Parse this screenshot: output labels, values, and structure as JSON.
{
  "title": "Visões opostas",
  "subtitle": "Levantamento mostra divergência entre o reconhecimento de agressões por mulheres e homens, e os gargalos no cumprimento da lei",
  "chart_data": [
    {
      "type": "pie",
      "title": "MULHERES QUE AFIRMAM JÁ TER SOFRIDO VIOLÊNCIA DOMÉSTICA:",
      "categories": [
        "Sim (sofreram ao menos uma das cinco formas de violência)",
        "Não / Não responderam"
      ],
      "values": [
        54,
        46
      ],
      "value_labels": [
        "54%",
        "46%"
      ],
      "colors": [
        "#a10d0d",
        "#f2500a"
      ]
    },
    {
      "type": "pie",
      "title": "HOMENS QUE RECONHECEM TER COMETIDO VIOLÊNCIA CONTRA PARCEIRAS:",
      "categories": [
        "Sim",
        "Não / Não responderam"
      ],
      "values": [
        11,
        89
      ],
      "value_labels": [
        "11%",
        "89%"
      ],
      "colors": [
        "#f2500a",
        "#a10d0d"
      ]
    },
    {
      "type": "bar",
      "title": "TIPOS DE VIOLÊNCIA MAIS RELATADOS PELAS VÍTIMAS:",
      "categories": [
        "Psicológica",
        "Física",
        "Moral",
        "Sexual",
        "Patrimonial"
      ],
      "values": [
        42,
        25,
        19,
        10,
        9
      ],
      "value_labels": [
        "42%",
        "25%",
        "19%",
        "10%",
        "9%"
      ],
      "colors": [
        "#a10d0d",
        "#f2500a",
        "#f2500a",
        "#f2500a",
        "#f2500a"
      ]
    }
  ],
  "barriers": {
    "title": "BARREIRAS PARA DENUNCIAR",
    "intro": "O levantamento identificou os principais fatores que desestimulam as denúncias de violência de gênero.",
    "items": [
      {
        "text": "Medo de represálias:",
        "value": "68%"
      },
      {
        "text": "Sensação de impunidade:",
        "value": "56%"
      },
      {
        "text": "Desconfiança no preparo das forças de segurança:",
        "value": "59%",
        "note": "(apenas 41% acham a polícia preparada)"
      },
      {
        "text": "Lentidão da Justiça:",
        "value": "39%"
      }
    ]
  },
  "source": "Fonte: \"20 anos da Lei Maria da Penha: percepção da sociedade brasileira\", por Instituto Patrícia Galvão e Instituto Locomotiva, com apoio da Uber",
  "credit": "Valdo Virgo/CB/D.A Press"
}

********

## [Job]
Retype all of the material, keeping each line exact.

## [Answer to the problem]
Parse this screenshot: output labels, values, and structure as JSON.
{
  "title": "Visões opostas",
  "subtitle": "Levantamento mostra divergência entre o reconhecimento de agressões por mulheres e homens, e os gargalos no cumprimento da lei",
  "chart_data": [
    {
      "type": "pie",
      "title": "MULHERES QUE AFIRMAM JÁ TER SOFRIDO VIOLÊNCIA DOMÉSTICA:",
      "categories": [
        "Sim (sofreram ao menos uma das cinco formas de violência)",
        "Não / Não responderam"
      ],
      "values": [
        54,
        46
      ],
      "value_labels": [
        "54%",
        "46%"
      ],
      "colors": [
        "#a10d0d",
        "#f2500a"
      ]
    },
    {
      "type": "pie",
      "title": "HOMENS QUE RECONHECEM TER COMETIDO VIOLÊNCIA CONTRA PARCEIRAS:",
      "categories": [
        "Sim",
        "Não / Não responderam"
      ],
      "values": [
        11,
        89
      ],
      "value_labels": [
        "11%",
        "89%"
      ],
      "colors": [
        "#f2500a",
        "#a10d0d"
      ]
    },
    {
      "type": "bar",
      "title": "TIPOS DE VIOLÊNCIA MAIS RELATADOS PELAS VÍTIMAS:",
      "categories": [
        "Psicológica",
        "Física",
        "Moral",
        "Sexual",
        "Patrimonial"
      ],
      "values": [
        42,
        25,
        19,
        10,
        9
      ],
      "value_labels": [
        "42%",
        "25%",
        "19%",
        "10%",
        "9%"
      ],
      "colors": [
        "#a10d0d",
        "#f2500a",
        "#f2500a",
        "#f2500a",
        "#f2500a"
      ]
    }
  ],
  "barriers": {
    "title": "BARREIRAS PARA DENUNCIAR",
    "intro": "O levantamento identificou os principais fatores que desestimulam as denúncias de violência de gênero.",
    "items": [
      {
        "text": "Medo de represálias:",
        "value": "68%"
      },
      {
        "text": "Sensação de impunidade:",
        "value": "56%"
      },
      {
        "text": "Desconfiança no preparo das forças de segurança:",
        "value": "59%",
        "note": "(apenas 41% acham a polícia preparada)"
      },
      {
        "text": "Lentidão da Justiça:",
        "value": "39%"
      }
    ]
  },
  "source": "Fonte: \"20 anos da Lei Maria da Penha: percepção da sociedade brasileira\", por Instituto Patrícia Galvão e Instituto Locomotiva, com apoio da Uber",
  "credit": "Valdo Virgo/CB/D.A Press"
}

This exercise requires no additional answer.